- [EXERCISE OBJECTIVE]:
The records that follow should be retyped word for word.

- [RECORDS PROVIDED]:
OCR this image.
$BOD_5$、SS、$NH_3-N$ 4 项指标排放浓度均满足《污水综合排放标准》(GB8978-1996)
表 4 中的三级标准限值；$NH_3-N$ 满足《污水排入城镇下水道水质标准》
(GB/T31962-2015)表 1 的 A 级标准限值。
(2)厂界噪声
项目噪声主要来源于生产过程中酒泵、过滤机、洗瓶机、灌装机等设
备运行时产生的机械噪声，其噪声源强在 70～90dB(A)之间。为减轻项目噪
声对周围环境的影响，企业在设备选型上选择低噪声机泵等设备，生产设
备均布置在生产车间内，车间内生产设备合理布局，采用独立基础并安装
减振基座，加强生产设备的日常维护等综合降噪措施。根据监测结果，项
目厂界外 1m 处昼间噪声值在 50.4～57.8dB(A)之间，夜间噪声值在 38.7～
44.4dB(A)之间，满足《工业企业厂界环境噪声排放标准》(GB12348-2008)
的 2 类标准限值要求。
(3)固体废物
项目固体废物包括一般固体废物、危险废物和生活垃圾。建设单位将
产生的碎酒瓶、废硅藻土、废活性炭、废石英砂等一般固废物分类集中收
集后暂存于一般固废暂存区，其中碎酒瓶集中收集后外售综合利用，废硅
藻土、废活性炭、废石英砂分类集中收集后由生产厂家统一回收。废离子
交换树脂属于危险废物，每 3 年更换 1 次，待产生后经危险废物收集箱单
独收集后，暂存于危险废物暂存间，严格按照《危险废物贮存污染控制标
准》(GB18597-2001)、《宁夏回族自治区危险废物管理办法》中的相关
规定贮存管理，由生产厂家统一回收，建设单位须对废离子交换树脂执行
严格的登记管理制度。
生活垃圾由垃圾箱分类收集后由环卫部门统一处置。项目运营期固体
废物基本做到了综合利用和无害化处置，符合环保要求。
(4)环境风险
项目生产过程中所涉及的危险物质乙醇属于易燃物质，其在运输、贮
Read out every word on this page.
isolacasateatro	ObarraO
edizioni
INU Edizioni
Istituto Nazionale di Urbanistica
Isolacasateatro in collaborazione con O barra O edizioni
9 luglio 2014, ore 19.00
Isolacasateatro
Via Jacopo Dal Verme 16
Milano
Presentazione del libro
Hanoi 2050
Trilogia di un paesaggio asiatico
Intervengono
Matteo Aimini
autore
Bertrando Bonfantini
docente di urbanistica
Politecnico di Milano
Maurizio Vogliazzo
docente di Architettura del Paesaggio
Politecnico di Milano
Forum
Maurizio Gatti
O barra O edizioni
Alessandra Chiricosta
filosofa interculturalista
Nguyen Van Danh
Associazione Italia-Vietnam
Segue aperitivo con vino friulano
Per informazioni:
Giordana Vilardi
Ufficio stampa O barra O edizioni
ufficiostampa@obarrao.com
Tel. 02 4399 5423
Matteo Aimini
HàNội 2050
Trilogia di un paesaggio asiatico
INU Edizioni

- [RESPONSE TO THE TASK]:
OCR this image.
$BOD_5$、SS、$NH_3-N$ 4 项指标排放浓度均满足《污水综合排放标准》(GB8978-1996)
表 4 中的三级标准限值；$NH_3-N$ 满足《污水排入城镇下水道水质标准》
(GB/T31962-2015)表 1 的 A 级标准限值。
(2)厂界噪声
项目噪声主要来源于生产过程中酒泵、过滤机、洗瓶机、灌装机等设
备运行时产生的机械噪声，其噪声源强在 70～90dB(A)之间。为减轻项目噪
声对周围环境的影响，企业在设备选型上选择低噪声机泵等设备，生产设
备均布置在生产车间内，车间内生产设备合理布局，采用独立基础并安装
减振基座，加强生产设备的日常维护等综合降噪措施。根据监测结果，项
目厂界外 1m 处昼间噪声值在 50.4～57.8dB(A)之间，夜间噪声值在 38.7～
44.4dB(A)之间，满足《工业企业厂界环境噪声排放标准》(GB12348-2008)
的 2 类标准限值要求。
(3)固体废物
项目固体废物包括一般固体废物、危险废物和生活垃圾。建设单位将
产生的碎酒瓶、废硅藻土、废活性炭、废石英砂等一般固废物分类集中收
集后暂存于一般固废暂存区，其中碎酒瓶集中收集后外售综合利用，废硅
藻土、废活性炭、废石英砂分类集中收集后由生产厂家统一回收。废离子
交换树脂属于危险废物，每 3 年更换 1 次，待产生后经危险废物收集箱单
独收集后，暂存于危险废物暂存间，严格按照《危险废物贮存污染控制标
准》(GB18597-2001)、《宁夏回族自治区危险废物管理办法》中的相关
规定贮存管理，由生产厂家统一回收，建设单位须对废离子交换树脂执行
严格的登记管理制度。
生活垃圾由垃圾箱分类收集后由环卫部门统一处置。项目运营期固体
废物基本做到了综合利用和无害化处置，符合环保要求。
(4)环境风险
项目生产过程中所涉及的危险物质乙醇属于易燃物质，其在运输、贮
Read out every word on this page.
isolacasateatro	ObarraO
edizioni
INU Edizioni
Istituto Nazionale di Urbanistica
Isolacasateatro in collaborazione con O barra O edizioni
9 luglio 2014, ore 19.00
Isolacasateatro
Via Jacopo Dal Verme 16
Milano
Presentazione del libro
Hanoi 2050
Trilogia di un paesaggio asiatico
Intervengono
Matteo Aimini
autore
Bertrando Bonfantini
docente di urbanistica
Politecnico di Milano
Maurizio Vogliazzo
docente di Architettura del Paesaggio
Politecnico di Milano
Forum
Maurizio Gatti
O barra O edizioni
Alessandra Chiricosta
filosofa interculturalista
Nguyen Van Danh
Associazione Italia-Vietnam
Segue aperitivo con vino friulano
Per informazioni:
Giordana Vilardi
Ufficio stampa O barra O edizioni
ufficiostampa@obarrao.com
Tel. 02 4399 5423
Matteo Aimini
HàNội 2050
Trilogia di un paesaggio asiatico
INU Edizioni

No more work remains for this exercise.